The data:
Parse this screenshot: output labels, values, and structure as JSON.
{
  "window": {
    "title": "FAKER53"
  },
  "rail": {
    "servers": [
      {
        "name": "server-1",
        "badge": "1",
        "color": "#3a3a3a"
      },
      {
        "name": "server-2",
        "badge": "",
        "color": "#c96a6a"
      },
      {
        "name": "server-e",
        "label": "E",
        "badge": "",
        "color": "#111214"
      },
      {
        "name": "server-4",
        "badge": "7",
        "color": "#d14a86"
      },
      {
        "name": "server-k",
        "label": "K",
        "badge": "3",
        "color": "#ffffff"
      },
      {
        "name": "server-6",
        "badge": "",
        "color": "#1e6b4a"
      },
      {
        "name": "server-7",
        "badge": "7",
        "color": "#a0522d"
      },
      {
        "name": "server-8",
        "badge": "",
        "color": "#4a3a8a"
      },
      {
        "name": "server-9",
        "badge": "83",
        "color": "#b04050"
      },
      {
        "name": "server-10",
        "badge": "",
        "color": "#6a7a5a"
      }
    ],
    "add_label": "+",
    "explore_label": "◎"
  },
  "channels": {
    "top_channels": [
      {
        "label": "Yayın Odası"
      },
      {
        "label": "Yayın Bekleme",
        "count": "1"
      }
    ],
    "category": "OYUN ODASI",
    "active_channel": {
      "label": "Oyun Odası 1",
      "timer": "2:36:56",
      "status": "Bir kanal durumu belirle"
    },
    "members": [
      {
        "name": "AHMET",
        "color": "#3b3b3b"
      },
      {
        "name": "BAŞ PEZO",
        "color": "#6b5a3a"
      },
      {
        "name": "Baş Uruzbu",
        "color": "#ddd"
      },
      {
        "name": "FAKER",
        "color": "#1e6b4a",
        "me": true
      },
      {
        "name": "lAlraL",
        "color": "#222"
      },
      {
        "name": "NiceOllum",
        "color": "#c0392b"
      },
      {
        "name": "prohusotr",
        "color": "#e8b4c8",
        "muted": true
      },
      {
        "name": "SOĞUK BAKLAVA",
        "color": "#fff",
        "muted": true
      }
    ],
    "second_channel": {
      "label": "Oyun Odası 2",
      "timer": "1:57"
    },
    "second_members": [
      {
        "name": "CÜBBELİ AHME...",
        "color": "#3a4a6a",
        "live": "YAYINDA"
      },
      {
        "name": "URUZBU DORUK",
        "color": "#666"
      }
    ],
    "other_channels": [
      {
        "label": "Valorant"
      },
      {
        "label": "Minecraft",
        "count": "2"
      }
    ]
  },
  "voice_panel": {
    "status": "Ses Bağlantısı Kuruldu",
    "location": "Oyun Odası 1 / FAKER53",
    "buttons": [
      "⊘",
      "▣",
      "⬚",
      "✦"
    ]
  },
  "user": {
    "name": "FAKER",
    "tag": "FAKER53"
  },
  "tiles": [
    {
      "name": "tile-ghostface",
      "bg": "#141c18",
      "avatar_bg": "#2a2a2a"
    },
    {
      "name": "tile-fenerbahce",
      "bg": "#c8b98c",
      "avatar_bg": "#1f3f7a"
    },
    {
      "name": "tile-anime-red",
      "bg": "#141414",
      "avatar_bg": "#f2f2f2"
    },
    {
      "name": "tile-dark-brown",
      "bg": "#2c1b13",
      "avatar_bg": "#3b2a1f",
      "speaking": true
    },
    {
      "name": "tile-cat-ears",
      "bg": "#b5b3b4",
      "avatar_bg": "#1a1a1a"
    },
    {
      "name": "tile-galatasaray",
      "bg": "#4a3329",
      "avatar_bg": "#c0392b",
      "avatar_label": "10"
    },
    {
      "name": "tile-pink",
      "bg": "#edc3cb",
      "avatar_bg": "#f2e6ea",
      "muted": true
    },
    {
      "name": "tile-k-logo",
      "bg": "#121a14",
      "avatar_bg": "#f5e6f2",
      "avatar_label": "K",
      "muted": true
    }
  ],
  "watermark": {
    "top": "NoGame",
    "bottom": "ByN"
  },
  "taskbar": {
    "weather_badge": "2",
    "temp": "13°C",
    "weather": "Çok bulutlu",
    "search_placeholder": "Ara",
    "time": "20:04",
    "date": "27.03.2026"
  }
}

Problem description: Show all lines in the entries above where the word "Yayın" appears.

The solution:
        "label": "Yayın Odası"
        "label": "Yayın Bekleme",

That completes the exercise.